>> Start

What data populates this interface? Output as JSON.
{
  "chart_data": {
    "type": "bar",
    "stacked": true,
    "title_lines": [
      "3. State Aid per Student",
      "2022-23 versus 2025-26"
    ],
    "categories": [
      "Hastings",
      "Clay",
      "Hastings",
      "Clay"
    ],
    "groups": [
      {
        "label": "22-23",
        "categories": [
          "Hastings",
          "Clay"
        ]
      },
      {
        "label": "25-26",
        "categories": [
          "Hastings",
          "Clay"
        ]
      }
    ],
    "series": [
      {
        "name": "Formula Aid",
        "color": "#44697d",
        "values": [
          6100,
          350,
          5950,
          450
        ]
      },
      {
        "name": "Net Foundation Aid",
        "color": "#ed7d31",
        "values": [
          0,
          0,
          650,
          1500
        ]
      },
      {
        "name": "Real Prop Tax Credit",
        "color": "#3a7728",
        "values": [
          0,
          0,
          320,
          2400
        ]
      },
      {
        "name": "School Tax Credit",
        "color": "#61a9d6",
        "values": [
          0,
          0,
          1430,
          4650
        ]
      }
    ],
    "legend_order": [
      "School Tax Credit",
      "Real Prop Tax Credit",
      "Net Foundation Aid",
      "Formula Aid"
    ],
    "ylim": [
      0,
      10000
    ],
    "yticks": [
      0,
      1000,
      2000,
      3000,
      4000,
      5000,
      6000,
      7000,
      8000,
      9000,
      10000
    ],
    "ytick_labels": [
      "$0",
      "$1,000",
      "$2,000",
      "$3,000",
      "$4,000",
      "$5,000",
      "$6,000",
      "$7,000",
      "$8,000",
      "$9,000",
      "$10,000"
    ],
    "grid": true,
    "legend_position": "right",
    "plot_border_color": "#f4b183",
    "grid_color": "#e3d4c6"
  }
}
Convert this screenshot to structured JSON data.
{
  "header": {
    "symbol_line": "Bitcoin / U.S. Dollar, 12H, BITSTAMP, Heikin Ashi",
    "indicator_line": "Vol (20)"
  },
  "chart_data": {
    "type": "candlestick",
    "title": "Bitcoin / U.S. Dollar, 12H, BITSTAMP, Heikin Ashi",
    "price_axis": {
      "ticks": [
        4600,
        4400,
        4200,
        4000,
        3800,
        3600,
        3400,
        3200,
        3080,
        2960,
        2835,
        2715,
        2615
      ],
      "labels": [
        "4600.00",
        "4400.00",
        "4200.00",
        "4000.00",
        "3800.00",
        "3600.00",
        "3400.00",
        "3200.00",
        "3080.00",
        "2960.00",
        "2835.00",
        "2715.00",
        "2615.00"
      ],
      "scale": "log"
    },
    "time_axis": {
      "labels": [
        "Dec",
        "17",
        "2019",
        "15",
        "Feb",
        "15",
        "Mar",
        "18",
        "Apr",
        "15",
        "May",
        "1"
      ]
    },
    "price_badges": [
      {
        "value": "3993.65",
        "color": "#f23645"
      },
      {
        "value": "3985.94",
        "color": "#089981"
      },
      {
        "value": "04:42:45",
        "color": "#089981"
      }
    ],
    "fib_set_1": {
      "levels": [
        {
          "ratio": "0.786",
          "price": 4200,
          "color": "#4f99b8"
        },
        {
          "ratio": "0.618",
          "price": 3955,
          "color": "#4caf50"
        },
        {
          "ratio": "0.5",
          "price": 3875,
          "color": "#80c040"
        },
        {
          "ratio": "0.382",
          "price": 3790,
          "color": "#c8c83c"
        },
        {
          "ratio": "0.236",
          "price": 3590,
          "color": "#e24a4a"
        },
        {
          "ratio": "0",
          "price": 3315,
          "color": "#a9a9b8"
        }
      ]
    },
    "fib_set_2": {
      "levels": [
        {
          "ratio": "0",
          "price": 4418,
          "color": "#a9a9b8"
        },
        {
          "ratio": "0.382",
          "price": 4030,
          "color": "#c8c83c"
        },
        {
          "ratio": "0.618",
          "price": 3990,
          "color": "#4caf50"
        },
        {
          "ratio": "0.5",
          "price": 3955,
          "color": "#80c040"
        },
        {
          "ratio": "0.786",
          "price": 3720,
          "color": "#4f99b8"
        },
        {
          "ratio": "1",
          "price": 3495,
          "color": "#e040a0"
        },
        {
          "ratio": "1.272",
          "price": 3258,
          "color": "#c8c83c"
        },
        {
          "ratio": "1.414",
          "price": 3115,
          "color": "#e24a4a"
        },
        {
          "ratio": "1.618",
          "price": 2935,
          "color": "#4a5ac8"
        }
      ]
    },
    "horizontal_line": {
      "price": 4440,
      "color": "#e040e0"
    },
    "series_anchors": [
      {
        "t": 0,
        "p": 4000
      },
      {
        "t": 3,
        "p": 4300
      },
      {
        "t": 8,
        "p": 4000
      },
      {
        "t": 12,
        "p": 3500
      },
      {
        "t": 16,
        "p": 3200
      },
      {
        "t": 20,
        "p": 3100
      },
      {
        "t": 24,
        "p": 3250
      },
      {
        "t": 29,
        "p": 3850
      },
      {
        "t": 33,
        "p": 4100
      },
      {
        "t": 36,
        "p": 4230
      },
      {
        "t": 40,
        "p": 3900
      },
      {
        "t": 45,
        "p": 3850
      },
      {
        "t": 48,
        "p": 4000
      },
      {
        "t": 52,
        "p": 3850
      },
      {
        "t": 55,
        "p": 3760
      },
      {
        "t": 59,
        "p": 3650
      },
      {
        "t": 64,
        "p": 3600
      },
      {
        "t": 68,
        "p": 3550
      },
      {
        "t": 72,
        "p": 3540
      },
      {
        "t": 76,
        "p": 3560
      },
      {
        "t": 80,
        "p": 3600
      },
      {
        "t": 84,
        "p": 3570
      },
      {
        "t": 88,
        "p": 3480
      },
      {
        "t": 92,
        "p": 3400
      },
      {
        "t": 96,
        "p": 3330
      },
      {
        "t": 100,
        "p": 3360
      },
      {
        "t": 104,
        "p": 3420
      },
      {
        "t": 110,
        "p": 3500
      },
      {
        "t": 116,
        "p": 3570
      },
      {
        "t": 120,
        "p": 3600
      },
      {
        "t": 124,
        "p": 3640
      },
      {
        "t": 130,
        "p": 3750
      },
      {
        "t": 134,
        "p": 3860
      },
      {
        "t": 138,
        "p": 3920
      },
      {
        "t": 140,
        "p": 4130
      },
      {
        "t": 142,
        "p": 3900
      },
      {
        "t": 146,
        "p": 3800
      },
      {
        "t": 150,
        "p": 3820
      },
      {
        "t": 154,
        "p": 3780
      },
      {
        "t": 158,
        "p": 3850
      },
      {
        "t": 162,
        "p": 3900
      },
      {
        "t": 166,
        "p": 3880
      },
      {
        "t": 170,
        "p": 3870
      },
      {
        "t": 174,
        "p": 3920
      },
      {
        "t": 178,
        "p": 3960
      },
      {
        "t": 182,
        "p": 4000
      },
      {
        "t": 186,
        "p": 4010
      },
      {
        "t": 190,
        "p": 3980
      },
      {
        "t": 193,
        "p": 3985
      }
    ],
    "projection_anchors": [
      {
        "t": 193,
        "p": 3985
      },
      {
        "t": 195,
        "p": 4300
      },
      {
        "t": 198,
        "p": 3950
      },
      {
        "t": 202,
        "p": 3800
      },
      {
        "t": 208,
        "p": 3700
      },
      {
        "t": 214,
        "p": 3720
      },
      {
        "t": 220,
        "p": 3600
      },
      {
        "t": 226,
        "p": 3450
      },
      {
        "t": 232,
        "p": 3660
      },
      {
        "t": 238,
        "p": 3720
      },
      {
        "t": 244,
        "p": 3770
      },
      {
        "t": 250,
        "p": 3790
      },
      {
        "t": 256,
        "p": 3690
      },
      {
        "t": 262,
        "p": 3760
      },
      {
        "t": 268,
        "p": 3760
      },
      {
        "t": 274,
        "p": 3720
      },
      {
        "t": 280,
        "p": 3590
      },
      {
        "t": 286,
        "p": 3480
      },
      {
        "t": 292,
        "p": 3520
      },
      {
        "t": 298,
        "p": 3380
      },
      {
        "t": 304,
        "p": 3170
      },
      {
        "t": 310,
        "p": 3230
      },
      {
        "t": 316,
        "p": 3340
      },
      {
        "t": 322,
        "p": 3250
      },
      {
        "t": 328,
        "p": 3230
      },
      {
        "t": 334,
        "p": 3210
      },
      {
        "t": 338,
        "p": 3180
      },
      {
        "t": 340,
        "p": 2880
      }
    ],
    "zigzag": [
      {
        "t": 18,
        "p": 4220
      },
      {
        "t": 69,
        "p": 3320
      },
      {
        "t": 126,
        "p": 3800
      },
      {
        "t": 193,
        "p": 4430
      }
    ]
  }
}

>> End

# [Request]
List each line holding the string "Dollar".

# [Reply to the task]
    "symbol_line": "Bitcoin / U.S. Dollar, 12H, BITSTAMP, Heikin Ashi",
    "title": "Bitcoin / U.S. Dollar, 12H, BITSTAMP, Heikin Ashi",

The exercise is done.